Excerpted data:
---

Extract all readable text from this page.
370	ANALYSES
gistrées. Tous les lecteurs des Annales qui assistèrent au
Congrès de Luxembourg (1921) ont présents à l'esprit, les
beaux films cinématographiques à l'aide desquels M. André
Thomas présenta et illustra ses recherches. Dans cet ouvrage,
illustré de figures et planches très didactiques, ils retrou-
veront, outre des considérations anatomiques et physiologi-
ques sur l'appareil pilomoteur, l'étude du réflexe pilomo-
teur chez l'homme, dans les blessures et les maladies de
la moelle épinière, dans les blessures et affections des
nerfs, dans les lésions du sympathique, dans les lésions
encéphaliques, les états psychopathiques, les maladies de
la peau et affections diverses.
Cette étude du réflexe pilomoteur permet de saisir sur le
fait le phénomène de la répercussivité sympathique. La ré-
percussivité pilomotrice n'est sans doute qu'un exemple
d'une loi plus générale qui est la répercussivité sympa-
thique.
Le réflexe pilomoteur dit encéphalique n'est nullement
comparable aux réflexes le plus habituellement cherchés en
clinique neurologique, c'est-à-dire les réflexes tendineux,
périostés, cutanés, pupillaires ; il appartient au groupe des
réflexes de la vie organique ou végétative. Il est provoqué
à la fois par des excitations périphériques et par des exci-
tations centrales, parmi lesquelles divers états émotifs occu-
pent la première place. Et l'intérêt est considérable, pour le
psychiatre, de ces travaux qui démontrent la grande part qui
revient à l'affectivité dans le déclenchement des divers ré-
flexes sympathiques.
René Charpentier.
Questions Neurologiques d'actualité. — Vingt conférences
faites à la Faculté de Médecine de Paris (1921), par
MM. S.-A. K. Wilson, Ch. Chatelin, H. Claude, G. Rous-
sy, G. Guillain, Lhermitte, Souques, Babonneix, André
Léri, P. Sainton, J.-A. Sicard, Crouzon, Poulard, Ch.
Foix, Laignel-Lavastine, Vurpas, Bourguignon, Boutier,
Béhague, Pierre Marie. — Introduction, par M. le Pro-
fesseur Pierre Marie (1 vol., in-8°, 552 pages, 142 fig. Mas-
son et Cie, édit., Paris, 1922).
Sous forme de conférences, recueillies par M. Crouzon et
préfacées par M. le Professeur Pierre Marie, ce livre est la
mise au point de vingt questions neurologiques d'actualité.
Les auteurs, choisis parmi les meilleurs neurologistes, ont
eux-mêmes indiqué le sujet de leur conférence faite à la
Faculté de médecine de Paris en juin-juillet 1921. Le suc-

---

What is expected:
From the records above, copy every line that holds the word "parmi".

The solution:
tations centrales, parmi lesquelles divers états émotifs occu-
Les auteurs, choisis parmi les meilleurs neurologistes, ont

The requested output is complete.